Work instructions:
**A.** Do the following statements agree with the Metamath page on theorem pltnle? Answer yes or no for each, quoting the words of the page that decide it. (i) The theorem was contributed by NM on 18-Oct-2011. (ii) Step 4 of the proof cites posasymb. (iii) The hypothesis pleval2.s sets .< equal to ( lt ` K ).
**B.** Continue the Metamath proof of theorem pltnle from its last step.
— start Source document —
Metamath Proof Explorer

Theorem pltnle

Description: "Less than" implies not converse "less than or equal to". (Contributed by NM, 18-Oct-2011)

Ref Expression
Hypotheses pleval2.b 
|- B = ( Base ` K )
pleval2.l 
|- .<_ = ( le ` K )
pleval2.s 
|- .< = ( lt ` K )
Assertion pltnle 
|- ( ( ( K e. Poset /\ X e. B /\ Y e. B ) /\ X .< Y ) -> -. Y .<_ X )

Proof

Step Hyp Ref Expression
1 pleval2.b 
 |-  B = ( Base ` K )
2 pleval2.l 
 |-  .<_ = ( le ` K )
3 pleval2.s 
 |-  .< = ( lt ` K )
4 2 3 pltval 
 |-  ( ( K e. Poset /\ X e. B /\ Y e. B ) -> ( X .< Y <-> ( X .<_ Y /\ X =/= Y ) ) )
5 1 2 posasymb 
 |-  ( ( K e. Poset /\ X e. B /\ Y e. B ) -> ( ( X .<_ Y /\ Y .<_ X ) <-> X = Y ) )
— end Source document —
— start Provided material —
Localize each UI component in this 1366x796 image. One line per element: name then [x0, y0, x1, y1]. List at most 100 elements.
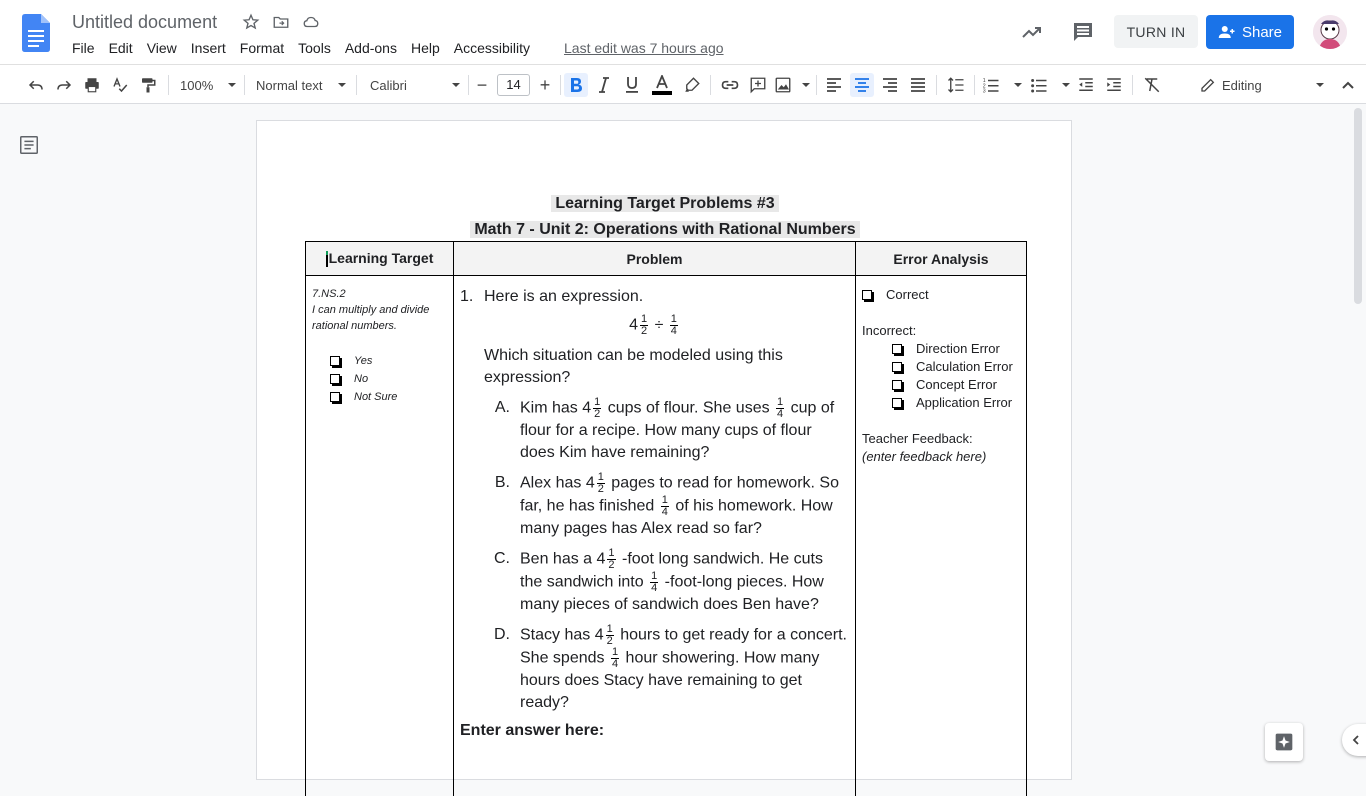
— end Provided material —
The results:
**A.**
(i) Yes: "(Contributed by NM, 18-Oct-2011)"
(ii) No: "4 2 3 pltval"
(iii) Yes: "|- .< = ( lt ` K )"

**B.**
6 5 biimpd 
 |-  ( ( K e. Poset /\ X e. B /\ Y e. B ) -> ( ( X .<_ Y /\ Y .<_ X ) -> X = Y ) )
7 6 expdimp 
 |-  ( ( ( K e. Poset /\ X e. B /\ Y e. B ) /\ X .<_ Y ) -> ( Y .<_ X -> X = Y ) )
8 7 necon3ad 
 |-  ( ( ( K e. Poset /\ X e. B /\ Y e. B ) /\ X .<_ Y ) -> ( X =/= Y -> -. Y .<_ X ) )
9 8 expimpd 
 |-  ( ( K e. Poset /\ X e. B /\ Y e. B ) -> ( ( X .<_ Y /\ X =/= Y ) -> -. Y .<_ X ) )
10 4 9 sylbid 
 |-  ( ( K e. Poset /\ X e. B /\ Y e. B ) -> ( X .< Y -> -. Y .<_ X ) )
11 10 imp 
 |-  ( ( ( K e. Poset /\ X e. B /\ Y e. B ) /\ X .< Y ) -> -. Y .<_ X )